_What the task asks:_
Set the listing down again exactly, please, apart from its pictures.

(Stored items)
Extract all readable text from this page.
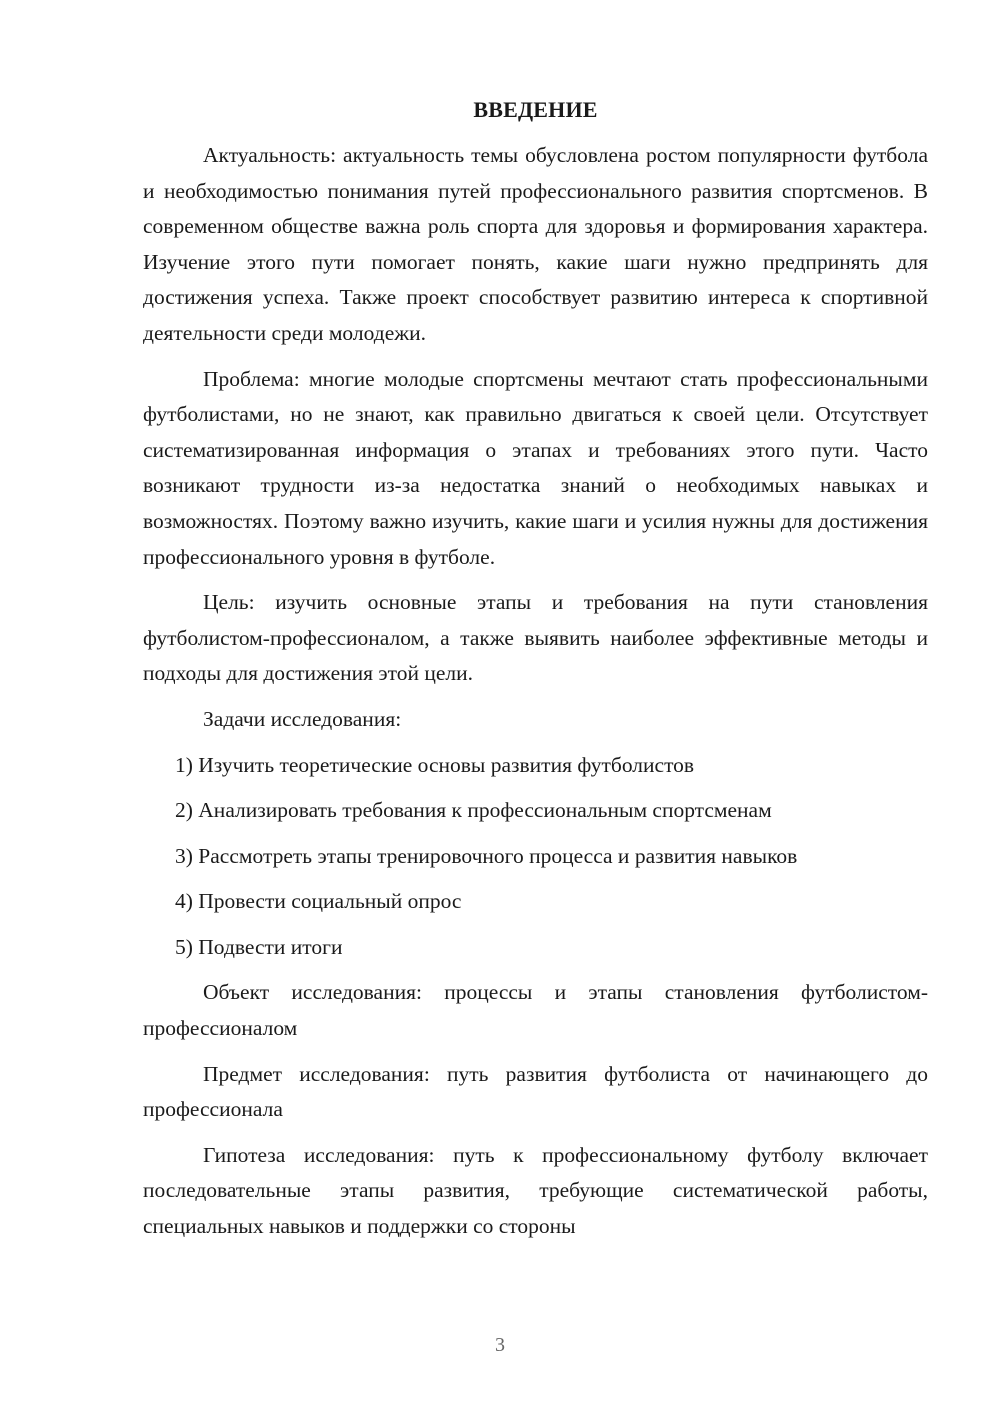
ВВЕДЕНИЕ

Актуальность: актуальность темы обусловлена ростом популярности футбола и необходимостью понимания путей профессионального развития спортсменов. В современном обществе важна роль спорта для здоровья и формирования характера. Изучение этого пути помогает понять, какие шаги нужно предпринять для достижения успеха. Также проект способствует развитию интереса к спортивной деятельности среди молодежи.

Проблема: многие молодые спортсмены мечтают стать профессиональными футболистами, но не знают, как правильно двигаться к своей цели. Отсутствует систематизированная информация о этапах и требованиях этого пути. Часто возникают трудности из-за недостатка знаний о необходимых навыках и возможностях. Поэтому важно изучить, какие шаги и усилия нужны для достижения профессионального уровня в футболе.

Цель: изучить основные этапы и требования на пути становления футболистом-профессионалом, а также выявить наиболее эффективные методы и подходы для достижения этой цели.

Задачи исследования:

1) Изучить теоретические основы развития футболистов
2) Анализировать требования к профессиональным спортсменам
3) Рассмотреть этапы тренировочного процесса и развития навыков
4) Провести социальный опрос
5) Подвести итоги

Объект исследования: процессы и этапы становления футболистом-профессионалом

Предмет исследования: путь развития футболиста от начинающего до профессионала

Гипотеза исследования: путь к профессиональному футболу включает последовательные этапы развития, требующие систематической работы, специальных навыков и поддержки со стороны

3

_Task response:_
Extract all readable text from this page.
ВВЕДЕНИЕ

Актуальность: актуальность темы обусловлена ростом популярности футбола и необходимостью понимания путей профессионального развития спортсменов. В современном обществе важна роль спорта для здоровья и формирования характера. Изучение этого пути помогает понять, какие шаги нужно предпринять для достижения успеха. Также проект способствует развитию интереса к спортивной деятельности среди молодежи.

Проблема: многие молодые спортсмены мечтают стать профессиональными футболистами, но не знают, как правильно двигаться к своей цели. Отсутствует систематизированная информация о этапах и требованиях этого пути. Часто возникают трудности из-за недостатка знаний о необходимых навыках и возможностях. Поэтому важно изучить, какие шаги и усилия нужны для достижения профессионального уровня в футболе.

Цель: изучить основные этапы и требования на пути становления футболистом-профессионалом, а также выявить наиболее эффективные методы и подходы для достижения этой цели.

Задачи исследования:

1) Изучить теоретические основы развития футболистов
2) Анализировать требования к профессиональным спортсменам
3) Рассмотреть этапы тренировочного процесса и развития навыков
4) Провести социальный опрос
5) Подвести итоги

Объект исследования: процессы и этапы становления футболистом-профессионалом

Предмет исследования: путь развития футболиста от начинающего до профессионала

Гипотеза исследования: путь к профессиональному футболу включает последовательные этапы развития, требующие систематической работы, специальных навыков и поддержки со стороны

3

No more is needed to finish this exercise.